> TESTO DI PARTENZA
Da qui, ciò che emerge dai dati pubblicati che dividono le province regine di "incassi" demografici e quelle destinate allo spopolamento progressivo. Alla solitudine sociale dei loro abitanti più resistenti.
Crotone la peggio, nonostante ricca dei fondamentali che la consegnerebbero al successo di pubblico e di economia, con altre due calabresi Vibo Valentia (con il suo prezioso mare) e Reggio Calabria, a due e tre lunghezze, intermezzate da Caltanisetta e seguite da Potenza. Trieste la migliore, seguita da Piacenza, Bologna, Pavia e Ferrara. E' la solita musica, con le città medie del nord che vincono sulle città metropolitane.

I motivi sono fin troppo evidenti
Comprendere i perché di tutto questo è fin troppo facile, specie per chi vive a quelle latitudini della vergogna. Lo sforzo dovrebbe essere quello di partire dalle cause per elaborare il progetto di ripopolamento spontaneo. Spontaneamente attrattivo, non come si faceva un tempo con la selvaggina da dare poi in pasto ai cacciatori, bensì per trasformare un luogo indigesto, popolato da persone ospitali più di ovunque ma viziato da paure, da assenza di opportunità occupazionali, da una pubblica amministrazione che, per dirla alla Gaber, neppure in Uganda. Insomma, un Mezzogiorno, con la Calabria da primato negativo, da rifondare nei suoi presupposti sociali di base, quelli sui quali fondare il successo o meno delle condizioni di vita per la società civile e per l'imprenditoria. Con Regioni e Comuni da rivoltare come si faceva con i cappotti in tempo di guerra.

> DATI FORNITI
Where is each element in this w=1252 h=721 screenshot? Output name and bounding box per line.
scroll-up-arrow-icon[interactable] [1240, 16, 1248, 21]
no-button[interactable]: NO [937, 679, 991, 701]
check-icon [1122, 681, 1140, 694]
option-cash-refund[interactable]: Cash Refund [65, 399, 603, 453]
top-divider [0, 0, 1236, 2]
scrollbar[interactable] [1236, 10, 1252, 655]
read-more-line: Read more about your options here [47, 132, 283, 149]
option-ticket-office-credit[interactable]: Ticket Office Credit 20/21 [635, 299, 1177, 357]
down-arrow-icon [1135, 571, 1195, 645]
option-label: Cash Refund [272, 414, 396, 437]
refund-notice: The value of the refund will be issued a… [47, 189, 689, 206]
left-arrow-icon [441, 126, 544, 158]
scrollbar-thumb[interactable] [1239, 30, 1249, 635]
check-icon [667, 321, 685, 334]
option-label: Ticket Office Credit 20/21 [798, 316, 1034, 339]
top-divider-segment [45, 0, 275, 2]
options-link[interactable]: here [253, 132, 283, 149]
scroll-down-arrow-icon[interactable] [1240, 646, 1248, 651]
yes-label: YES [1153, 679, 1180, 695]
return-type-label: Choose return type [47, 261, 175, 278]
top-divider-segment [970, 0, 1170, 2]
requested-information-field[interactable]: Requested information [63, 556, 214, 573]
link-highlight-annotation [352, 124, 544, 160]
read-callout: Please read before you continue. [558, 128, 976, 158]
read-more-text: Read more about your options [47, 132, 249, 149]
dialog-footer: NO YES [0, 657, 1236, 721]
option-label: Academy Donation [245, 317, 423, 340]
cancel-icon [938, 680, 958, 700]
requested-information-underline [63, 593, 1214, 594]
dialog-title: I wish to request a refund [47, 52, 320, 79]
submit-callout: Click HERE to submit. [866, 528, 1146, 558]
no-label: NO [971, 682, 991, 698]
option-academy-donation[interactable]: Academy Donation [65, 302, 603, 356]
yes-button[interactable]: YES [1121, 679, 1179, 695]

> CONSEGNA
Continua il testo sullo spopolamento delle province italiane a partire dalla sua ultima frase.

> SVOLGIMENTO
La collezione dei gap
A proposito di guerra, qui la si vive da decenni. Con la lontananza, mantenuta dolosamente tale da rappresentanti della politica mai efficaci nell'attenuarla, dai centri decisionali nazionali, imbrogliati sulle reali necessità cui occorreva dare rimedio. L'esempio calabrese delle "vacche di Fanfani", trasportate da un luogo all'altro con i camion per moltiplicarne il numero. Non solo. I focus, esclusivi sulle bellezze altrove introvabili non reggono più. Distraggono i decisori dalle iniziative generative di ricchezza e occupazione di competenza rimediale della politica, quasi sempre inconcludente. Per non parlare delle gestioni della res pubblica, soprattutto regionale, esercitata quasi esclusivamente in via amministrativa, destinata alle piccole cose, piuttosto che dedicata alla programmazione delle grandi cose che determinano, nel tempo, i cambiamenti reali. E ancora. Poco e male il compito di legislazione regionale, svolto con manufatti scritti male, spesso non aderenti alla Costituzione, e ricchi di "leggi provvedimenti" interdetti dall'ordinamento. E poi ancora, un controllo inadeguato sull'operato della dirigenza, destinataria di favorevoli disattenzioni nei processi di verifica e di prebende premiali, di frequente, inconcepibili.
I Comuni? Dipende da quali, ancorché nella moltitudine sono ben attrezzati (si fa per dire!) di dissesti nei cassetti e di procedure pluriennali di risanamento appese ai balconi ad asciugare. Quanto alla ricaduta amministrativa, sono stati sotto gli occhi di tutti i disservizi essenziali e le disattenzioni nei confronti di quella creatività, a volte necessaria per superare la crisi delle istituzioni locali con la voglia di riportarle a ciò che erano sotto le mani di amministratori con l'occhio lungo. Insomma, spiegata l'alluvione di abbandoni delle terre natìe.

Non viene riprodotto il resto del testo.